◆ TASK DIRECTIONS ◆
Would you copy out the whole listing exactly as given?

Saved entries:
========================

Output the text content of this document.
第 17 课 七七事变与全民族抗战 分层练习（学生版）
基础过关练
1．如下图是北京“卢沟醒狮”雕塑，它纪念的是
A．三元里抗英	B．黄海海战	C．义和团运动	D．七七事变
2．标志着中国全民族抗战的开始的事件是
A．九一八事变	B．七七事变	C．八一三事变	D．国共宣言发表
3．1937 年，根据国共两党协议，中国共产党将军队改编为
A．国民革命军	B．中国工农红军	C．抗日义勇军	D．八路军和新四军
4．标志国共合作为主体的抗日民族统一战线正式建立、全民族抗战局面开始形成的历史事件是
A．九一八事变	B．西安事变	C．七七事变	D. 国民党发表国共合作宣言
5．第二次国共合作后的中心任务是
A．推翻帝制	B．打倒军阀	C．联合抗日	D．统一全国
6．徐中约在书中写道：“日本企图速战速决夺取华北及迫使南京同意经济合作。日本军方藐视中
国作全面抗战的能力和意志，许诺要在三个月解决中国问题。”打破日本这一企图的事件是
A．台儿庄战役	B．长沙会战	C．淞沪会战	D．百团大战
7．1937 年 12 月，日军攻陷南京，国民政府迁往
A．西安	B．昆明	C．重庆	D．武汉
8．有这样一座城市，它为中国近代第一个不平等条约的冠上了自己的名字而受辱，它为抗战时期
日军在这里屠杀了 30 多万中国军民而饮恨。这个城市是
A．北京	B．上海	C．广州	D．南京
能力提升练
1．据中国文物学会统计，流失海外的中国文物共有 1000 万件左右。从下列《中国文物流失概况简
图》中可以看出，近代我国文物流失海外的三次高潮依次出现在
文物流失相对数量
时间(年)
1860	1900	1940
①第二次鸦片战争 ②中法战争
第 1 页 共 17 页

========================

◆ EXERCISE RESPONSE ◆
Output the text content of this document.
第 17 课 七七事变与全民族抗战 分层练习（学生版）
基础过关练
1．如下图是北京“卢沟醒狮”雕塑，它纪念的是
A．三元里抗英	B．黄海海战	C．义和团运动	D．七七事变
2．标志着中国全民族抗战的开始的事件是
A．九一八事变	B．七七事变	C．八一三事变	D．国共宣言发表
3．1937 年，根据国共两党协议，中国共产党将军队改编为
A．国民革命军	B．中国工农红军	C．抗日义勇军	D．八路军和新四军
4．标志国共合作为主体的抗日民族统一战线正式建立、全民族抗战局面开始形成的历史事件是
A．九一八事变	B．西安事变	C．七七事变	D. 国民党发表国共合作宣言
5．第二次国共合作后的中心任务是
A．推翻帝制	B．打倒军阀	C．联合抗日	D．统一全国
6．徐中约在书中写道：“日本企图速战速决夺取华北及迫使南京同意经济合作。日本军方藐视中
国作全面抗战的能力和意志，许诺要在三个月解决中国问题。”打破日本这一企图的事件是
A．台儿庄战役	B．长沙会战	C．淞沪会战	D．百团大战
7．1937 年 12 月，日军攻陷南京，国民政府迁往
A．西安	B．昆明	C．重庆	D．武汉
8．有这样一座城市，它为中国近代第一个不平等条约的冠上了自己的名字而受辱，它为抗战时期
日军在这里屠杀了 30 多万中国军民而饮恨。这个城市是
A．北京	B．上海	C．广州	D．南京
能力提升练
1．据中国文物学会统计，流失海外的中国文物共有 1000 万件左右。从下列《中国文物流失概况简
图》中可以看出，近代我国文物流失海外的三次高潮依次出现在
文物流失相对数量
时间(年)
1860	1900	1940
①第二次鸦片战争 ②中法战争
第 1 页 共 17 页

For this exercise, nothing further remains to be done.